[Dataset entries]
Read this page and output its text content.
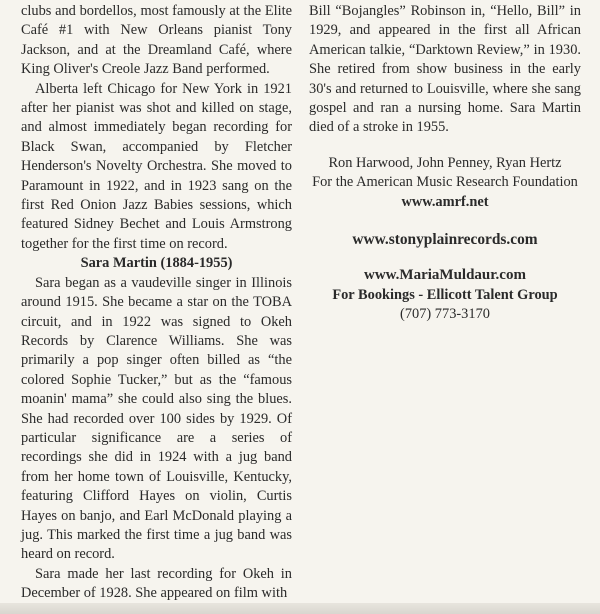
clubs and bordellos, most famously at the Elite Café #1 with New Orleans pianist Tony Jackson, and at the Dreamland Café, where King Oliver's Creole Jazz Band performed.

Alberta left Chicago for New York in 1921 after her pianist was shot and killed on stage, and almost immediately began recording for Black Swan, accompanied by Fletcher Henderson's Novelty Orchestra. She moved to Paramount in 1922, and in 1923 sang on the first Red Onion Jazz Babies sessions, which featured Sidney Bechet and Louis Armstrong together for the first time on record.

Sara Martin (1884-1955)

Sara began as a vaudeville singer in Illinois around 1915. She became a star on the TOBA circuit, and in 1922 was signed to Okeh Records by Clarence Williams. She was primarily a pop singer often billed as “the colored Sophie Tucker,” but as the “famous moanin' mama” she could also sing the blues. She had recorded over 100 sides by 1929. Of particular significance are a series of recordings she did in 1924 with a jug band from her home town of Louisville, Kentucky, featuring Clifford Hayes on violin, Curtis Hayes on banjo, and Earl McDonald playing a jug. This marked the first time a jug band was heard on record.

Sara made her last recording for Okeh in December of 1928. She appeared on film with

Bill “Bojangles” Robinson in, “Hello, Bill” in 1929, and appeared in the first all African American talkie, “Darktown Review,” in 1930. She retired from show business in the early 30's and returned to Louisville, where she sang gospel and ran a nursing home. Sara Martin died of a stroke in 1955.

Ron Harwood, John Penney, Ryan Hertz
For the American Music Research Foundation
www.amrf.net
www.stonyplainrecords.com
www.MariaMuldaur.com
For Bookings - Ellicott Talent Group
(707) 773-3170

---

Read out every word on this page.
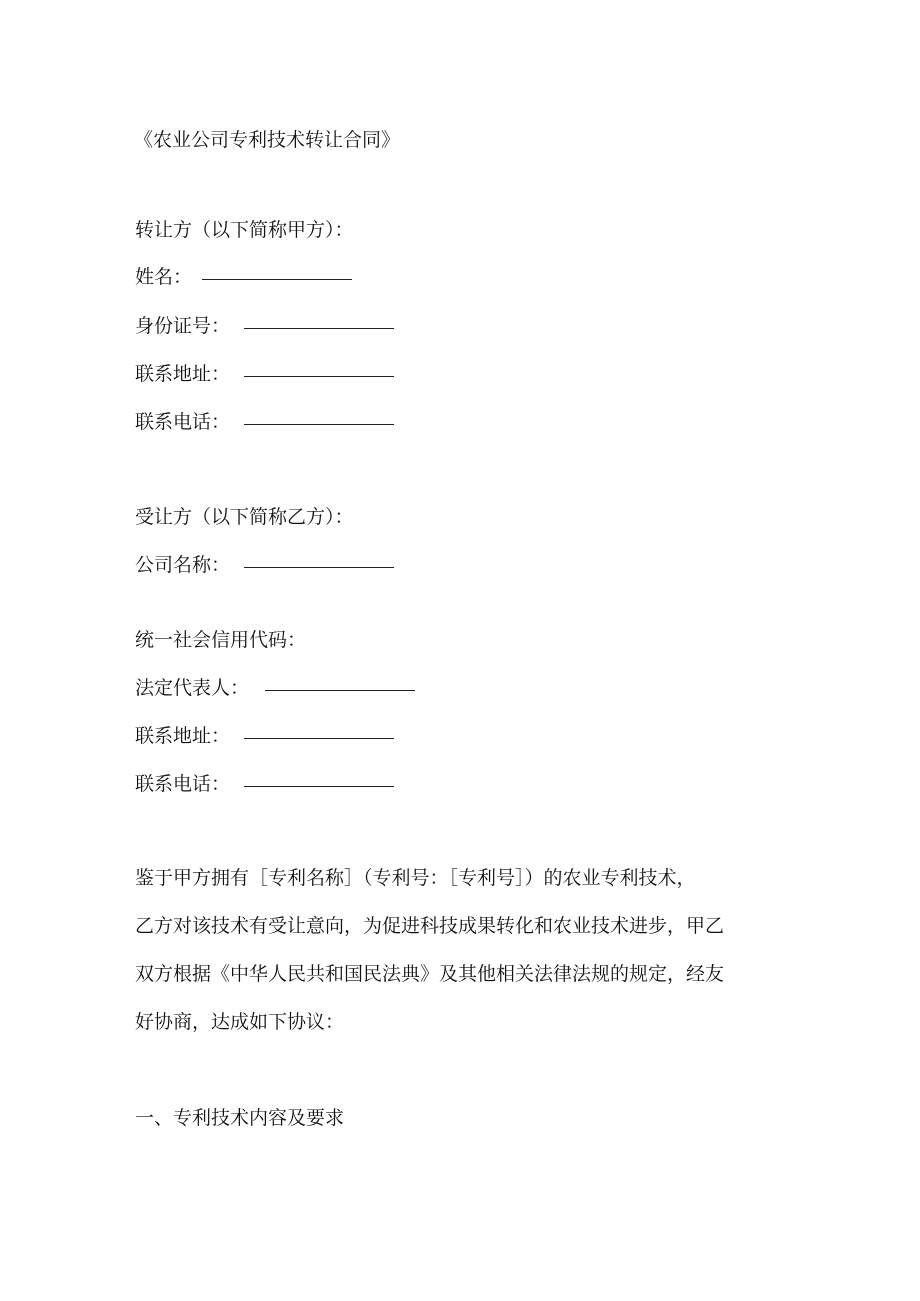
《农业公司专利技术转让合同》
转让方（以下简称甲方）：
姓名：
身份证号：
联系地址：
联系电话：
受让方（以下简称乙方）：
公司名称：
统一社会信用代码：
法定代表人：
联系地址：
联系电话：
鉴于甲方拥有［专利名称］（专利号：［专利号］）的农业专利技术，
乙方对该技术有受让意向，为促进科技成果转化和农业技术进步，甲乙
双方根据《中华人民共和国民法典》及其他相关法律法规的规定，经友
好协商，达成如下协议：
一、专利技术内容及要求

Objective - Show all lines from the records above where the word "with" occurs.

Solution to this exercise -
clubs and bordellos, most famously at the Elite Café #1 with New Orleans pianist Tony Jackson, and at the Dreamland Café, where King Oliver's Creole Jazz Band performed.
Sara began as a vaudeville singer in Illinois around 1915. She became a star on the TOBA circuit, and in 1922 was signed to Okeh Records by Clarence Williams. She was primarily a pop singer often billed as “the colored Sophie Tucker,” but as the “famous moanin' mama” she could also sing the blues. She had recorded over 100 sides by 1929. Of particular significance are a series of recordings she did in 1924 with a jug band from her home town of Louisville, Kentucky, featuring Clifford Hayes on violin, Curtis Hayes on banjo, and Earl McDonald playing a jug. This marked the first time a jug band was heard on record.
Sara made her last recording for Okeh in December of 1928. She appeared on film with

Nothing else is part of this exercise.